## start INFORMATION SUPPLIED

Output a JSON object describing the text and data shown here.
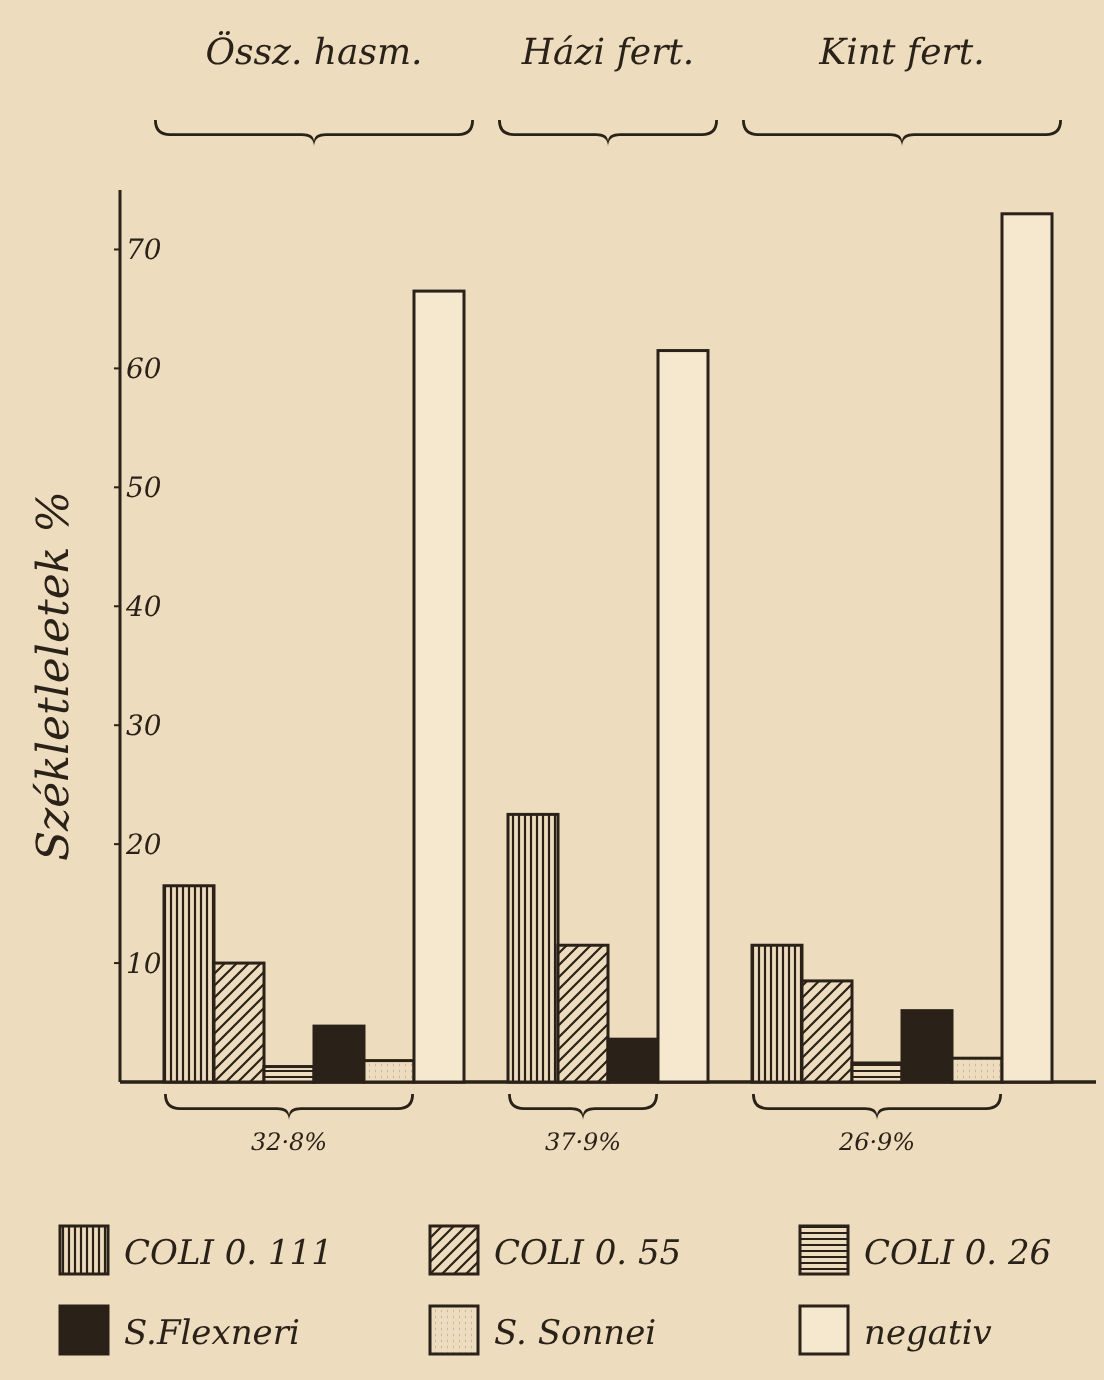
{
  "chart_data": {
    "type": "bar",
    "ylabel": "Székletleletek %",
    "categories": [
      "Össz. hasm.",
      "Házi fert.",
      "Kint fert."
    ],
    "series": [
      {
        "name": "COLI 0. 111",
        "color": "#2a2118",
        "values": [
          16.5,
          22.5,
          11.5
        ]
      },
      {
        "name": "COLI 0. 55",
        "color": "#2a2118",
        "values": [
          10,
          11.5,
          8.5
        ]
      },
      {
        "name": "COLI 0. 26",
        "color": "#2a2118",
        "values": [
          1.3,
          null,
          1.6
        ]
      },
      {
        "name": "S.Flexneri",
        "color": "#2a2118",
        "values": [
          4.7,
          3.6,
          6
        ]
      },
      {
        "name": "S. Sonnei",
        "color": "#2a2118",
        "values": [
          1.8,
          null,
          2
        ]
      },
      {
        "name": "negativ",
        "color": "#2a2118",
        "values": [
          66.5,
          61.5,
          73
        ]
      }
    ],
    "ylim": [
      0,
      75
    ],
    "yticks": [
      10,
      20,
      30,
      40,
      50,
      60,
      70
    ],
    "grid": false,
    "legend": "bottom",
    "annotations": [
      "32·8%",
      "37·9%",
      "26·9%"
    ]
  }
}
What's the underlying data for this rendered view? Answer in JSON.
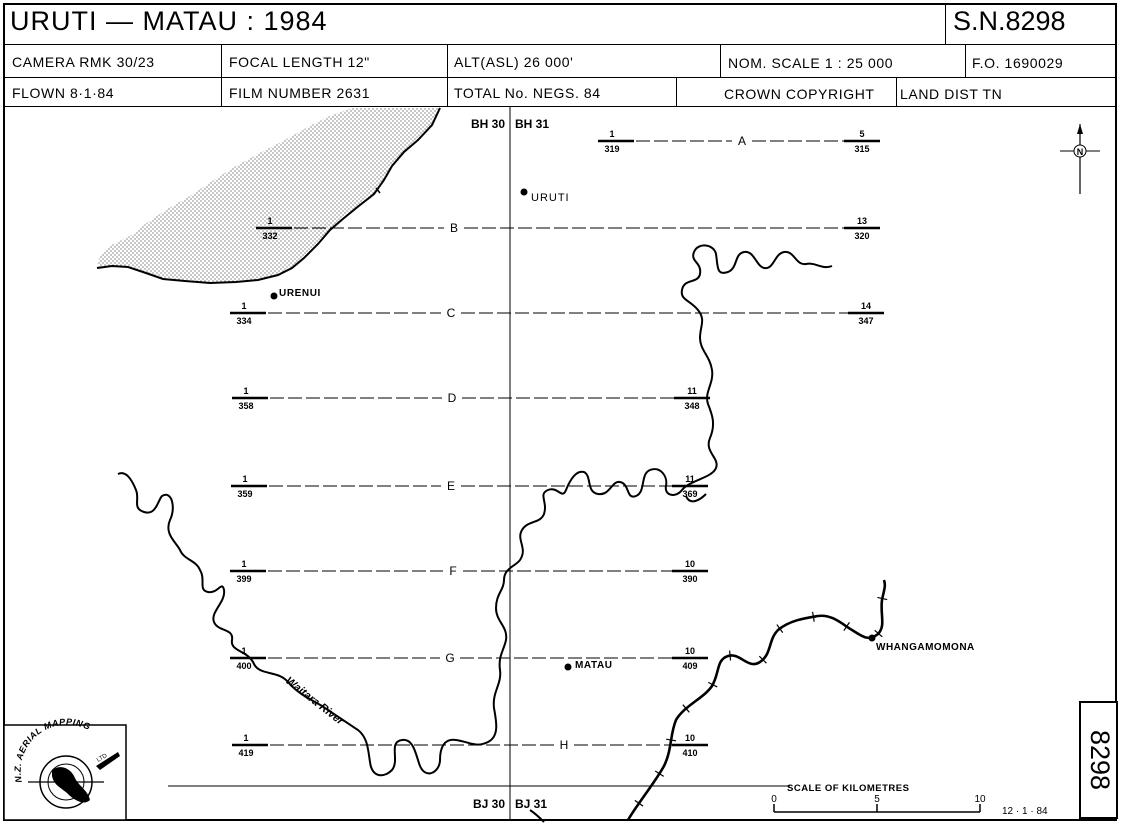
{
  "title": "URUTI — MATAU : 1984",
  "sn_number": "S.N.8298",
  "header": {
    "camera": "CAMERA   RMK 30/23",
    "focal_length": "FOCAL LENGTH   12\"",
    "alt": "ALT(ASL)      26 000'",
    "nom_scale": "NOM.  SCALE    1 : 25 000",
    "fo": "F.O.  1690029",
    "flown": "FLOWN   8·1·84",
    "film_number": "FILM NUMBER   2631",
    "total_negs": "TOTAL No. NEGS.   84",
    "crown": "CROWN     COPYRIGHT",
    "land_dist": "LAND DIST   TN"
  },
  "grid_labels": {
    "top_left": "BH 30",
    "top_right": "BH 31",
    "bottom_left": "BJ 30",
    "bottom_right": "BJ 31"
  },
  "flight_runs": [
    {
      "letter": "A",
      "start_top": "1",
      "start_bottom": "319",
      "end_top": "5",
      "end_bottom": "315"
    },
    {
      "letter": "B",
      "start_top": "1",
      "start_bottom": "332",
      "end_top": "13",
      "end_bottom": "320"
    },
    {
      "letter": "C",
      "start_top": "1",
      "start_bottom": "334",
      "end_top": "14",
      "end_bottom": "347"
    },
    {
      "letter": "D",
      "start_top": "1",
      "start_bottom": "358",
      "end_top": "11",
      "end_bottom": "348"
    },
    {
      "letter": "E",
      "start_top": "1",
      "start_bottom": "359",
      "end_top": "11",
      "end_bottom": "369"
    },
    {
      "letter": "F",
      "start_top": "1",
      "start_bottom": "399",
      "end_top": "10",
      "end_bottom": "390"
    },
    {
      "letter": "G",
      "start_top": "1",
      "start_bottom": "400",
      "end_top": "10",
      "end_bottom": "409"
    },
    {
      "letter": "H",
      "start_top": "1",
      "start_bottom": "419",
      "end_top": "10",
      "end_bottom": "410"
    }
  ],
  "places": {
    "uruti": "URUTI",
    "urenui": "URENUI",
    "matau": "MATAU",
    "whangamomona": "WHANGAMOMONA"
  },
  "river_label": "Waitara    River",
  "north_symbol": "N",
  "scale_bar": {
    "title": "SCALE     OF     KILOMETRES",
    "tick_0": "0",
    "tick_5": "5",
    "tick_10": "10"
  },
  "date_stamp": "12 · 1 · 84",
  "side_number": "8298",
  "logo_text": "N.Z. AERIAL MAPPING",
  "logo_small_text": "LTD"
}
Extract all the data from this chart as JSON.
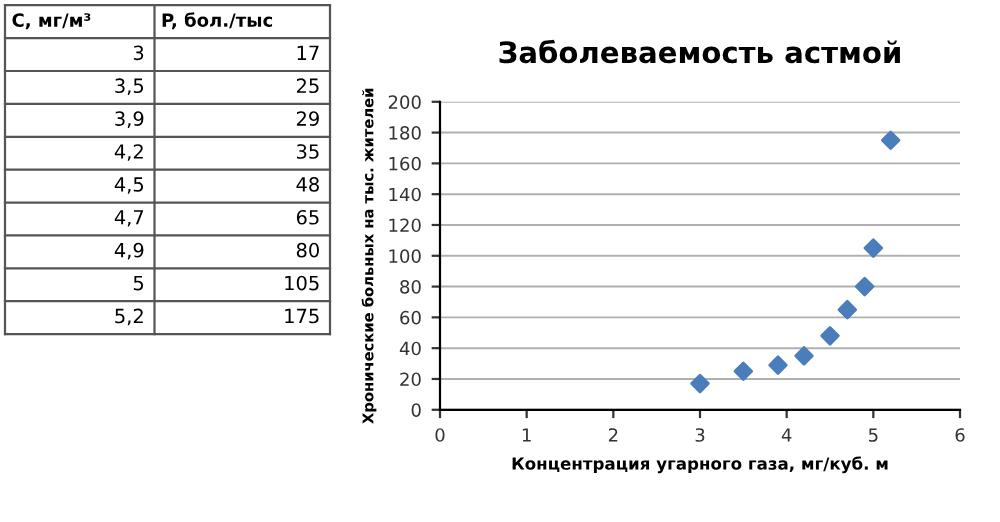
{
  "chart_data": [
    {
      "type": "other",
      "annotations": [
        "C, мг/м³",
        "P, бол./тыс",
        "3",
        "17",
        "3,5",
        "25",
        "3,9",
        "29",
        "4,2",
        "35",
        "4,5",
        "48",
        "4,7",
        "65",
        "4,9",
        "80",
        "5",
        "105",
        "5,2",
        "175"
      ]
    },
    {
      "type": "scatter",
      "title": "Заболеваемость астмой",
      "xlabel": "Концентрация угарного газа, мг/куб. м",
      "ylabel": "Хронические больных на тыс. жителей",
      "x": [
        3,
        3.5,
        3.9,
        4.2,
        4.5,
        4.7,
        4.9,
        5,
        5.2
      ],
      "values": [
        17,
        25,
        29,
        35,
        48,
        65,
        80,
        105,
        175
      ],
      "color": "#4a7ebb",
      "marker": "diamond",
      "xlim": [
        0,
        6
      ],
      "xticks": [
        0,
        1,
        2,
        3,
        4,
        5,
        6
      ],
      "ylim": [
        0,
        200
      ],
      "yticks": [
        0,
        20,
        40,
        60,
        80,
        100,
        120,
        140,
        160,
        180,
        200
      ],
      "grid": "y"
    }
  ]
}
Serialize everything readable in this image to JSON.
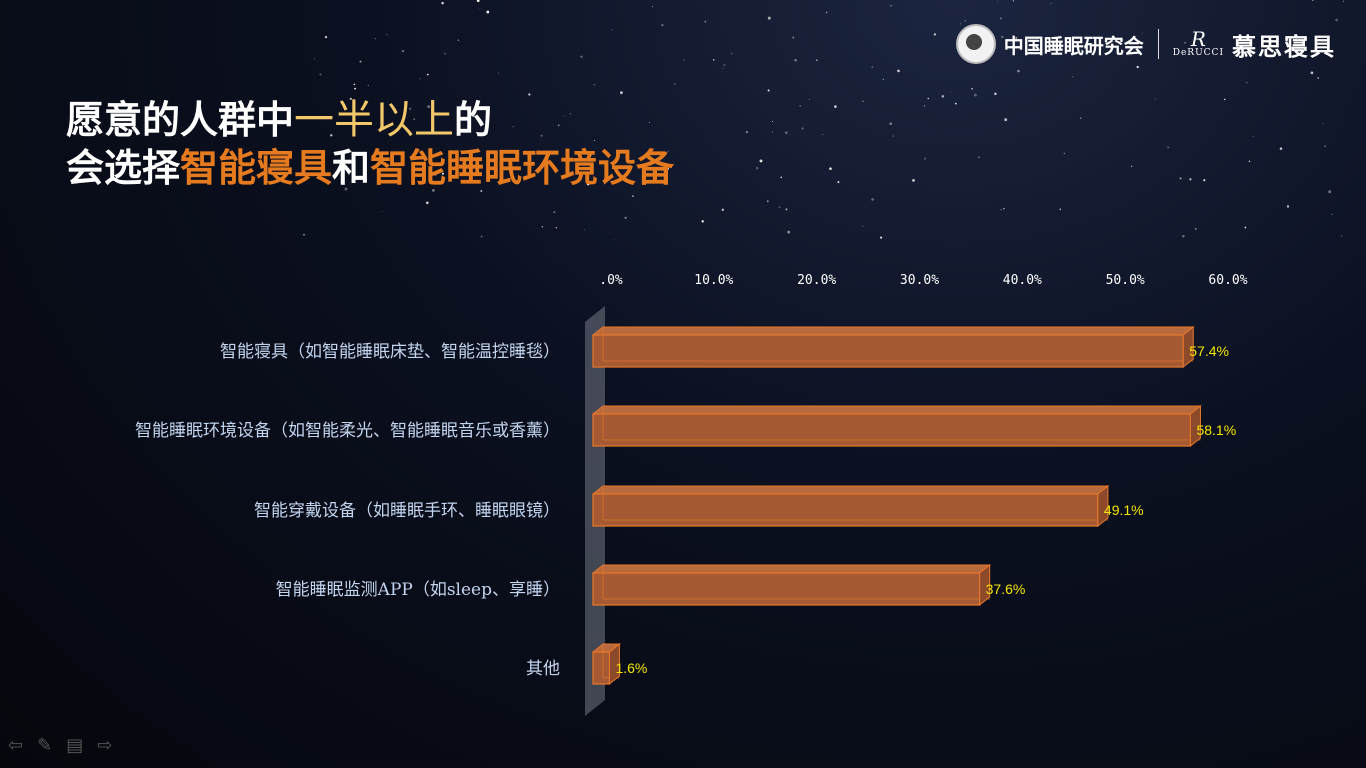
{
  "header": {
    "org_name": "中国睡眠研究会",
    "brand_script": "R",
    "brand_en": "DeRUCCI",
    "brand_cn": "慕思寝具"
  },
  "title": {
    "line1_part1": "愿意的人群中",
    "line1_highlight": "一半以上",
    "line1_part2": "的",
    "line2_part1": "会选择",
    "line2_highlight1": "智能寝具",
    "line2_part2": "和",
    "line2_highlight2": "智能睡眠环境设备"
  },
  "colors": {
    "bar": "#a55a33",
    "bar_edge": "#e8782a",
    "label": "#f5e600",
    "accent": "#e57a1e",
    "gold": "#f3c86a"
  },
  "chart_data": {
    "type": "bar",
    "orientation": "horizontal",
    "categories": [
      "智能寝具（如智能睡眠床垫、智能温控睡毯）",
      "智能睡眠环境设备（如智能柔光、智能睡眠音乐或香薰）",
      "智能穿戴设备（如睡眠手环、睡眠眼镜）",
      "智能睡眠监测APP（如sleep、享睡）",
      "其他"
    ],
    "values": [
      57.4,
      58.1,
      49.1,
      37.6,
      1.6
    ],
    "value_labels": [
      "57.4%",
      "58.1%",
      "49.1%",
      "37.6%",
      "1.6%"
    ],
    "xlim": [
      0,
      60
    ],
    "ticks": [
      0,
      10,
      20,
      30,
      40,
      50,
      60
    ],
    "tick_labels": [
      ".0%",
      "10.0%",
      "20.0%",
      "30.0%",
      "40.0%",
      "50.0%",
      "60.0%"
    ],
    "axis_position": "top",
    "grid": false
  },
  "nav": {
    "prev_icon": "arrow-left-icon",
    "pen_icon": "pen-icon",
    "menu_icon": "menu-icon",
    "next_icon": "arrow-right-icon"
  }
}
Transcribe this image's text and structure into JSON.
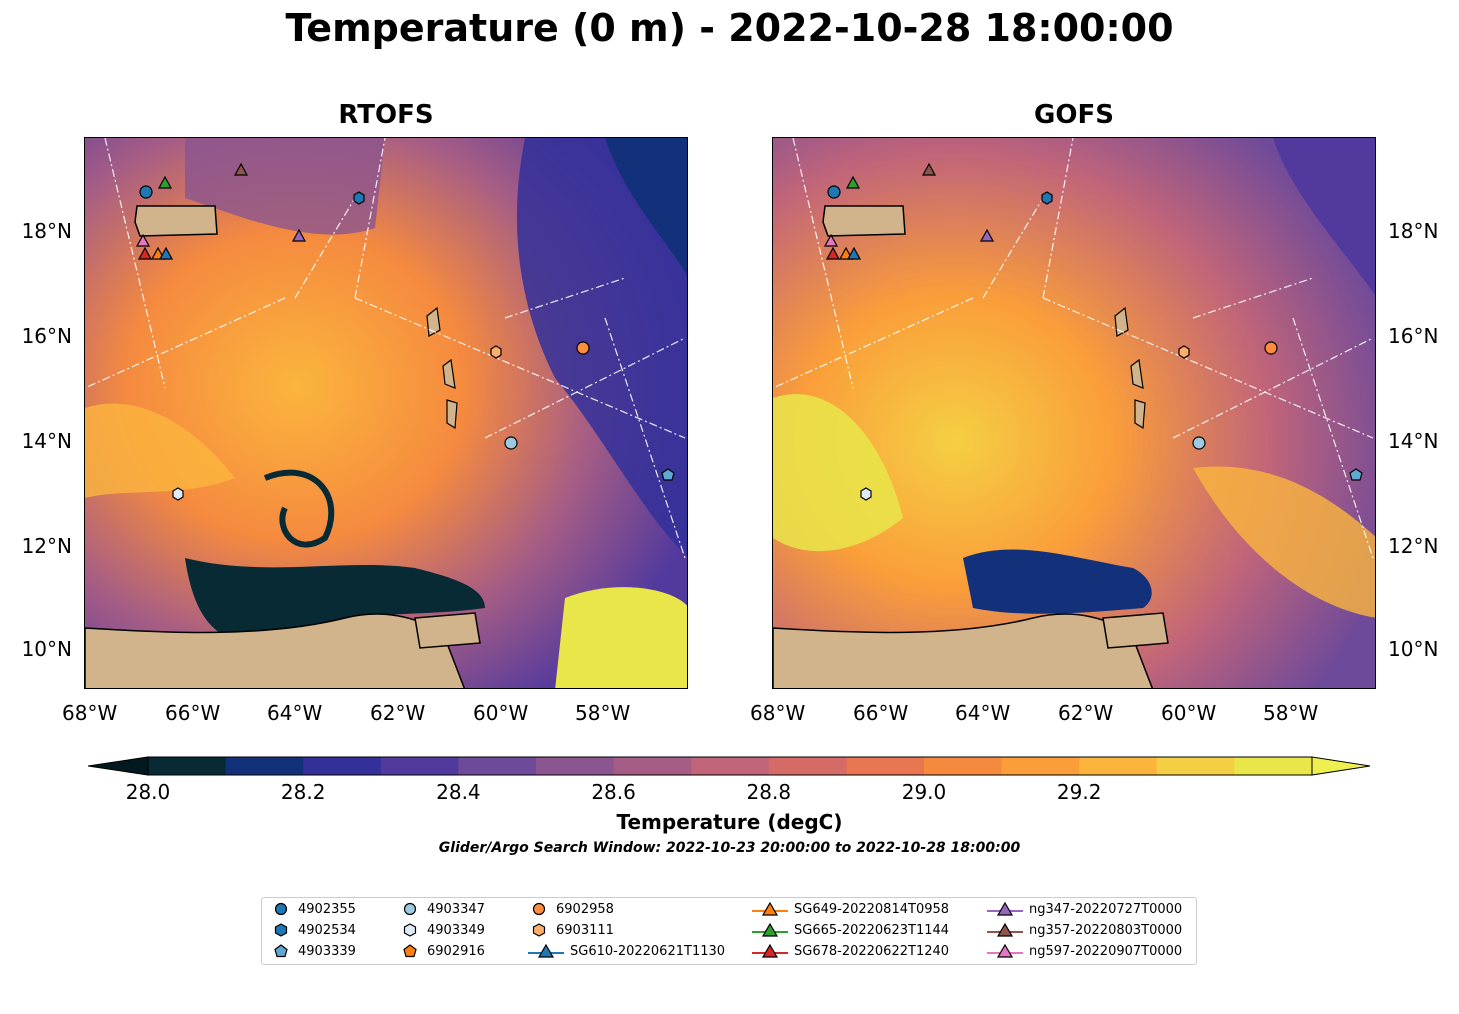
{
  "title": "Temperature (0 m) - 2022-10-28 18:00:00",
  "panels": [
    {
      "id": "rtofs",
      "title": "RTOFS"
    },
    {
      "id": "gofs",
      "title": "GOFS"
    }
  ],
  "axes": {
    "x_ticks": [
      "68°W",
      "66°W",
      "64°W",
      "62°W",
      "60°W",
      "58°W"
    ],
    "y_ticks": [
      "18°N",
      "16°N",
      "14°N",
      "12°N",
      "10°N"
    ]
  },
  "colorbar": {
    "label": "Temperature (degC)",
    "ticks": [
      "28.0",
      "28.2",
      "28.4",
      "28.6",
      "28.8",
      "29.0",
      "29.2"
    ],
    "colors": [
      "#082a35",
      "#13307a",
      "#33309a",
      "#51399e",
      "#6e4a9a",
      "#8b5590",
      "#a65d85",
      "#c0647a",
      "#d56b66",
      "#e87650",
      "#f58a3f",
      "#fa9e3a",
      "#fbb53d",
      "#f5cf43",
      "#e9e64a"
    ],
    "under_color": "#041820",
    "over_color": "#eef050"
  },
  "search_window": "Glider/Argo Search Window: 2022-10-23 20:00:00 to 2022-10-28 18:00:00",
  "legend": [
    {
      "label": "4902355",
      "marker": "circle",
      "color": "#1f77b4"
    },
    {
      "label": "4902534",
      "marker": "hexagon",
      "color": "#1f77b4"
    },
    {
      "label": "4903339",
      "marker": "pentagon",
      "color": "#5fa8d3"
    },
    {
      "label": "4903347",
      "marker": "circle",
      "color": "#9ecae1"
    },
    {
      "label": "4903349",
      "marker": "hexagon",
      "color": "#deebf7"
    },
    {
      "label": "6902916",
      "marker": "pentagon",
      "color": "#ff7f0e"
    },
    {
      "label": "6902958",
      "marker": "circle",
      "color": "#fd8d3c"
    },
    {
      "label": "6903111",
      "marker": "hexagon",
      "color": "#fdae6b"
    },
    {
      "label": "SG610-20220621T1130",
      "marker": "triangle-line",
      "color": "#1f77b4"
    },
    {
      "label": "SG649-20220814T0958",
      "marker": "triangle-line",
      "color": "#ff7f0e"
    },
    {
      "label": "SG665-20220623T1144",
      "marker": "triangle-line",
      "color": "#2ca02c"
    },
    {
      "label": "SG678-20220622T1240",
      "marker": "triangle-line",
      "color": "#d62728"
    },
    {
      "label": "ng347-20220727T0000",
      "marker": "triangle-line",
      "color": "#9467bd"
    },
    {
      "label": "ng357-20220803T0000",
      "marker": "triangle-line",
      "color": "#8c564b"
    },
    {
      "label": "ng597-20220907T0000",
      "marker": "triangle-line",
      "color": "#e377c2"
    }
  ]
}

## end INFORMATION SUPPLIED

WORK TO BE COMPLETED
Show each line of the listing that holds the string "Temperature".

RESPONSE FOR THIS EXERCISE
  "title": "Temperature (0 m) - 2022-10-28 18:00:00",
    "label": "Temperature (degC)",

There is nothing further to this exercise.